Supplied text start

Born between the wars on a working-class London street, Harry Miles wins a scholarship and a chance to escape his station, but discovers instead that poetry is what offers him real direction. While searching for more of it he meets Evelyn Hill on the steps of Battersea Library. The two fall in love as the world prepares once again for war, but their capacity to care for each other over the ensuing decades becomes increasingly tested.
Twisting and startling, harrowing and deeply tender, Dear Evelyn explores how two very different people come together to shape and reshape each other over a lifetime. It is a compelling and unconventional love story that will leave its mark on any reader who has ever loved.
Kathy Page’s works include Frankie Styne and the Silver Man; Alphabet, a Governor General’s Award finalist in 2005; and The Story of My Face, long-listed for the Orange Prize in 2002. Two of her books, Paradise & Elsewhere, 2014, and The Two of Us, 2016, were nominated for the Giller Prize. Born in the UK, she moved to the West Coast of Canada with her family in 2001, and now divides her time between writing and teaching at Vancouver Island University.
Praise for Dear Evelyn
“Kathy Page's Dear Evelyn is a novel in the shape of a life...[true] to most human experiences of love...Page has laid bare the lives of her characters, making no claim to their significance to anyone but each other, and in doing so has demonstrated that the ordinary is infinitely precious.” —Times Literary Supplement
“Quietly hums with emotional charge. The war years, with Harry fighting in North Africa and Evelyn struggling with a young child at home, are especially vivid, but this watchful, empathetic chronicle retains sensitivity through the less obviously eventful decades of home-building and child-rearing....Page's watchful and very British tale remains devoted to both and forgiving to the end. A searching, and touching, depiction of the places where married lives merge and the places where they never do.” —Kirkus (starred review)
“A love story, a coming-of-age story, and a brilliantly evocative sketch of Britain in the 20th century...[a] measured, intelligent novel.” —The Guardian
“Page’s finely wrought story – by turns tender, acid, and poignant – reminds us that marriage is a condition as infinitely variable as the individuals who enter into it...gains dimension and complexity as additional details accumulate through Page’s deft use of flashbacks and prolepsis; her precise and graceful prose gives the emerging picture nuance and shading...Page’s touching novel makes the ordinary extraordinary.” —Quill & Quire (starred review)

Supplied text end
Recorded data start

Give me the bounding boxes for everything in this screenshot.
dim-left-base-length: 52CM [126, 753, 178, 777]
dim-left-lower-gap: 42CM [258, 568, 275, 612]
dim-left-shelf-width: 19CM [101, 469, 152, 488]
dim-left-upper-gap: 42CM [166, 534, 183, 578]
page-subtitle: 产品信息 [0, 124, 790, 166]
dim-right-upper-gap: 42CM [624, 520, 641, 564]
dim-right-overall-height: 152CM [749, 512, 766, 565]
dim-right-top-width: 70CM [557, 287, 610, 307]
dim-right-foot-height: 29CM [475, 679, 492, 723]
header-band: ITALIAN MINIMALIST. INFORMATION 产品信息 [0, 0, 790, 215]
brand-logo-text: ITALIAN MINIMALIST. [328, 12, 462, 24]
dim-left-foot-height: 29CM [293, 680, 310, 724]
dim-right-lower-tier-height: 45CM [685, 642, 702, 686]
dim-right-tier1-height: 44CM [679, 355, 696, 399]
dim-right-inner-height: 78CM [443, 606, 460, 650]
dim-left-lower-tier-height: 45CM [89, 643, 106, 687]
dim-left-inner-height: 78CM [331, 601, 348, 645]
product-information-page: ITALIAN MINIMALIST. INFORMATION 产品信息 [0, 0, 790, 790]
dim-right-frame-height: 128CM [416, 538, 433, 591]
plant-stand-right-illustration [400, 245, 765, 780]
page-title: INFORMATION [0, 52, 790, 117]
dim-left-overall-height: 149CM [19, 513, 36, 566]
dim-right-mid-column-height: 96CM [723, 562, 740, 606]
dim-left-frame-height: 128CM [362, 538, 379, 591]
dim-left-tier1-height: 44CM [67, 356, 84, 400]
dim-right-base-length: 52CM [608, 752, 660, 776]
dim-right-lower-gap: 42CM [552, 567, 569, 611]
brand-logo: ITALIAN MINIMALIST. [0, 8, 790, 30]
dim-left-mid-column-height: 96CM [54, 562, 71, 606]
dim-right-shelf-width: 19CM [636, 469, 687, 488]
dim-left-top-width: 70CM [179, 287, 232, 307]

Recorded data end

# Task instructions
a. According to the book description, where does Harry Miles meet Evelyn Hill?
b. In the book description, take the part that opens with the words containing "Twisting and startling, harrowing" and closes with "Vancouver Island University.", and write it out again with "compelling" swapped for "gripping".
Use only the book description as your source.

# Solution set
a. On the steps of Battersea Library.

b.
Twisting and startling, harrowing and deeply tender, Dear Evelyn explores how two very different people come together to shape and reshape each other over a lifetime. It is a gripping and unconventional love story that will leave its mark on any reader who has ever loved.
Kathy Page’s works include Frankie Styne and the Silver Man; Alphabet, a Governor General’s Award finalist in 2005; and The Story of My Face, long-listed for the Orange Prize in 2002. Two of her books, Paradise & Elsewhere, 2014, and The Two of Us, 2016, were nominated for the Giller Prize. Born in the UK, she moved to the West Coast of Canada with her family in 2001, and now divides her time between writing and teaching at Vancouver Island University.